EXERCISE INSTRUCTIONS
Write out the entire forum discussion about Elizabeth the First word for word.

EXERCISE TEXT
*** Begin section ***

I find this hard to accept. And even if any of it is true, by some remote chance, I bet Elizabeth did not sit there cogitating about it.
I feel that she was proud to be a woman and a queen.

Witzend Sat 13-Aug-22 13:50:16

To me it’s almost comically ludicrous that anyone should hitch their trans/gender bandwagon to the body of Elizabeth the First, who knew perfectly well that marriage would inevitably mean a loss of her power and influence.

Rosalyn69 Sat 13-Aug-22 13:53:21

Who cares? I fed up with the whole gender “thing”.

Kate1949 Sat 13-Aug-22 13:56:25

Yawn yawn

Witzend Sat 13-Aug-22 13:57:49

As clear a case of wishful-thinking bollocks as I’ve seen in ages.

Juliet27 Sat 13-Aug-22 14:05:13

Then there’s this theory

‘Although she has gone down in history as the Virgin Queen, upon her accession it was widely expected that Elizabeth would marry. But as she continued to resist pressure from her councillors to take a husband, rumours began to circulate that there was some secret reason why she was so determined not to marry.
One of the most popular was that Elizabeth had some ‘womanish infirmity’ that prevented her from conceiving. This gained such currency that a foreign ambassador bribed the queen’s laundresses to report on the state of her sheets so that they might discover whether her menstrual cycle was normal.

*** End section ***

Document layout analysis data:

*** Begin section ***

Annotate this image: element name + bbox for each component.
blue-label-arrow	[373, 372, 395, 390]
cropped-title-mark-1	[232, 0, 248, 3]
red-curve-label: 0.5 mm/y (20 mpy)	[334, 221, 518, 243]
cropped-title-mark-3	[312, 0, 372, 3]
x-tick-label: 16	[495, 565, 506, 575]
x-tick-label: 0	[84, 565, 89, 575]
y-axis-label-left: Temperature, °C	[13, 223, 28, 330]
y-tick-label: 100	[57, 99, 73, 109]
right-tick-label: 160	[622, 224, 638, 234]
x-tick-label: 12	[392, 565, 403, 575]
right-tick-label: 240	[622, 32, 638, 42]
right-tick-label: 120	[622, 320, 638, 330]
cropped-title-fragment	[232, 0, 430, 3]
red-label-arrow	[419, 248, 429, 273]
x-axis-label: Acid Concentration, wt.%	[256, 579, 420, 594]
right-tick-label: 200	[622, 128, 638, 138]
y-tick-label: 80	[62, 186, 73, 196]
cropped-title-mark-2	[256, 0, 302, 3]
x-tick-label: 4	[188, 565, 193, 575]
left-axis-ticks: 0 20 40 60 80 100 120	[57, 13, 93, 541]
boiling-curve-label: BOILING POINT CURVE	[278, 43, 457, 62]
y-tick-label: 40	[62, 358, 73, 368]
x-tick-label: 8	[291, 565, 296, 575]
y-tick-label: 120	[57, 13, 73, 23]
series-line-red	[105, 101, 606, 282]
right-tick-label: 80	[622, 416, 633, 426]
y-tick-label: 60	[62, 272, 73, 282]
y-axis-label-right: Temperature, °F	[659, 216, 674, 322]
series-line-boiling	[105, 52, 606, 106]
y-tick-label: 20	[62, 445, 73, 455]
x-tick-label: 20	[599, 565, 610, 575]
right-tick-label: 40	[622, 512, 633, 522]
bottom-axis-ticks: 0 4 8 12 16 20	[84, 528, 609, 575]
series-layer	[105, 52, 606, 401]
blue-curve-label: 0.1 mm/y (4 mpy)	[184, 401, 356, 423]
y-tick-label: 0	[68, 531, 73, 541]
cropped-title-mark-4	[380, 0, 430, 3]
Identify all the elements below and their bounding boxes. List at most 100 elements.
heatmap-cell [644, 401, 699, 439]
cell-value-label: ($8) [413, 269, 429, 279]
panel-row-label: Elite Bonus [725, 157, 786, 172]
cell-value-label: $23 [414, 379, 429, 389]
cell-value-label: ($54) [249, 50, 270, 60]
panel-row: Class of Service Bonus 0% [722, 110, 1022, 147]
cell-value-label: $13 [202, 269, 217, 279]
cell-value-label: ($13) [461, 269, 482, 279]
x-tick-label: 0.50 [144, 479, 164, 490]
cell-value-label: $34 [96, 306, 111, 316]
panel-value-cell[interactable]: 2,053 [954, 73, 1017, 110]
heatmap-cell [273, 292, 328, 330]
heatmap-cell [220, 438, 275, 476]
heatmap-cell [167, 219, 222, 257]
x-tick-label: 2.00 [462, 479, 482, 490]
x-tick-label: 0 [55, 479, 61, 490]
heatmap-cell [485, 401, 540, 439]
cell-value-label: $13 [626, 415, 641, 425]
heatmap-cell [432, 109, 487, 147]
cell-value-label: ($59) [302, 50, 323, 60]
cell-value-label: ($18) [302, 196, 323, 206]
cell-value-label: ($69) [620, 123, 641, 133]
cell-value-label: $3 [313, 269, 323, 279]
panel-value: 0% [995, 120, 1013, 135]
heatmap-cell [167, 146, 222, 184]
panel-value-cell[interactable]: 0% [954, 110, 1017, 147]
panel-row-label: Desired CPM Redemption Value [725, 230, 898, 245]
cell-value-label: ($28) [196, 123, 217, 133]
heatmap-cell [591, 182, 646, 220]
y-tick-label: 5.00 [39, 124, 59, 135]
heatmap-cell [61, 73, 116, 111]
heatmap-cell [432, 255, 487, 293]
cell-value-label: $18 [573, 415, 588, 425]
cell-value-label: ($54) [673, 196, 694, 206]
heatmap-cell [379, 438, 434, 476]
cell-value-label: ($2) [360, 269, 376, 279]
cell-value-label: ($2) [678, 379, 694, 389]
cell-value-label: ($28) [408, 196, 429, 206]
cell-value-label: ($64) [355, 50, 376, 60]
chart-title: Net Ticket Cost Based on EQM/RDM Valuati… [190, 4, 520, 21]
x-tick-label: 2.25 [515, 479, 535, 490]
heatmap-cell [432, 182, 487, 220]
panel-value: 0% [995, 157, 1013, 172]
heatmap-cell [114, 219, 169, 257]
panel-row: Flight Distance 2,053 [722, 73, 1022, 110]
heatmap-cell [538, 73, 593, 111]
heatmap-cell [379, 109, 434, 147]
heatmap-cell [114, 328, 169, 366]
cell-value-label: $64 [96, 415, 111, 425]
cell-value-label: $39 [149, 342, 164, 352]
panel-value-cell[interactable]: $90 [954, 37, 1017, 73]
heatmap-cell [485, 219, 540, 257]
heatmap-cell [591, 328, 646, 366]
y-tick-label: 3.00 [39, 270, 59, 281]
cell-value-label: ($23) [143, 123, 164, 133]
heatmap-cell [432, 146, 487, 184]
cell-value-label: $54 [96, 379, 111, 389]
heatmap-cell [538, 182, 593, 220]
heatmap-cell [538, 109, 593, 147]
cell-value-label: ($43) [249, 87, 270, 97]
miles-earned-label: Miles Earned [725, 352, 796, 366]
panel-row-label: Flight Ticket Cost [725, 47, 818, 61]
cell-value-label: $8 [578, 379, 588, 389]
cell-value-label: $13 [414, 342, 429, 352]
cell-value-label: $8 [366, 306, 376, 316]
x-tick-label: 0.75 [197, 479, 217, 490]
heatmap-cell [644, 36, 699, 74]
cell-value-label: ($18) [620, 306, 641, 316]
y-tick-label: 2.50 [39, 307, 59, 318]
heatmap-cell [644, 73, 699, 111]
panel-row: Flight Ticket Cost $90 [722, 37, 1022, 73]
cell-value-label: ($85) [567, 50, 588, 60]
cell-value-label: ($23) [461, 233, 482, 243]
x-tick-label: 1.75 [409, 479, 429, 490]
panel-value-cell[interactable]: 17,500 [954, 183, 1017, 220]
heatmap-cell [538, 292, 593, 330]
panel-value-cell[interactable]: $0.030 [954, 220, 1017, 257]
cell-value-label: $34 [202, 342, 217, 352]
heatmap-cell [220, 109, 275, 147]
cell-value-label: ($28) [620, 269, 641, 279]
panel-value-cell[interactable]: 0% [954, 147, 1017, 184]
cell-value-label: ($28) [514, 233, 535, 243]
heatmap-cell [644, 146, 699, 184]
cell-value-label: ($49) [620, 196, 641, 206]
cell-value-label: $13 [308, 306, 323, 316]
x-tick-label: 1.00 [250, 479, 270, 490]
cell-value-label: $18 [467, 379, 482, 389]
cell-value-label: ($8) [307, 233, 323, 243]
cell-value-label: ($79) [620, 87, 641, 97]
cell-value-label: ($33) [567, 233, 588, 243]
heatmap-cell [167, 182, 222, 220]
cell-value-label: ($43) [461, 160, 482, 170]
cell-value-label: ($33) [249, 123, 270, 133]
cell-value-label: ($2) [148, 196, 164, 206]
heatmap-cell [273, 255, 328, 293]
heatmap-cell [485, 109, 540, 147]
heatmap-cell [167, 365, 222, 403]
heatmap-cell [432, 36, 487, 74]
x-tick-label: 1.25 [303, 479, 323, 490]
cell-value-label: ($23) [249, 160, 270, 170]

*** End section ***

FINISHED EXERCISE
I find this hard to accept. And even if any of it is true, by some remote chance, I bet Elizabeth did not sit there cogitating about it.
I feel that she was proud to be a woman and a queen.

Witzend Sat 13-Aug-22 13:50:16

To me it’s almost comically ludicrous that anyone should hitch their trans/gender bandwagon to the body of Elizabeth the First, who knew perfectly well that marriage would inevitably mean a loss of her power and influence.

Rosalyn69 Sat 13-Aug-22 13:53:21

Who cares? I fed up with the whole gender “thing”.

Kate1949 Sat 13-Aug-22 13:56:25

Yawn yawn

Witzend Sat 13-Aug-22 13:57:49

As clear a case of wishful-thinking bollocks as I’ve seen in ages.

Juliet27 Sat 13-Aug-22 14:05:13

Then there’s this theory

‘Although she has gone down in history as the Virgin Queen, upon her accession it was widely expected that Elizabeth would marry. But as she continued to resist pressure from her councillors to take a husband, rumours began to circulate that there was some secret reason why she was so determined not to marry.
One of the most popular was that Elizabeth had some ‘womanish infirmity’ that prevented her from conceiving. This gained such currency that a foreign ambassador bribed the queen’s laundresses to report on the state of her sheets so that they might discover whether her menstrual cycle was normal.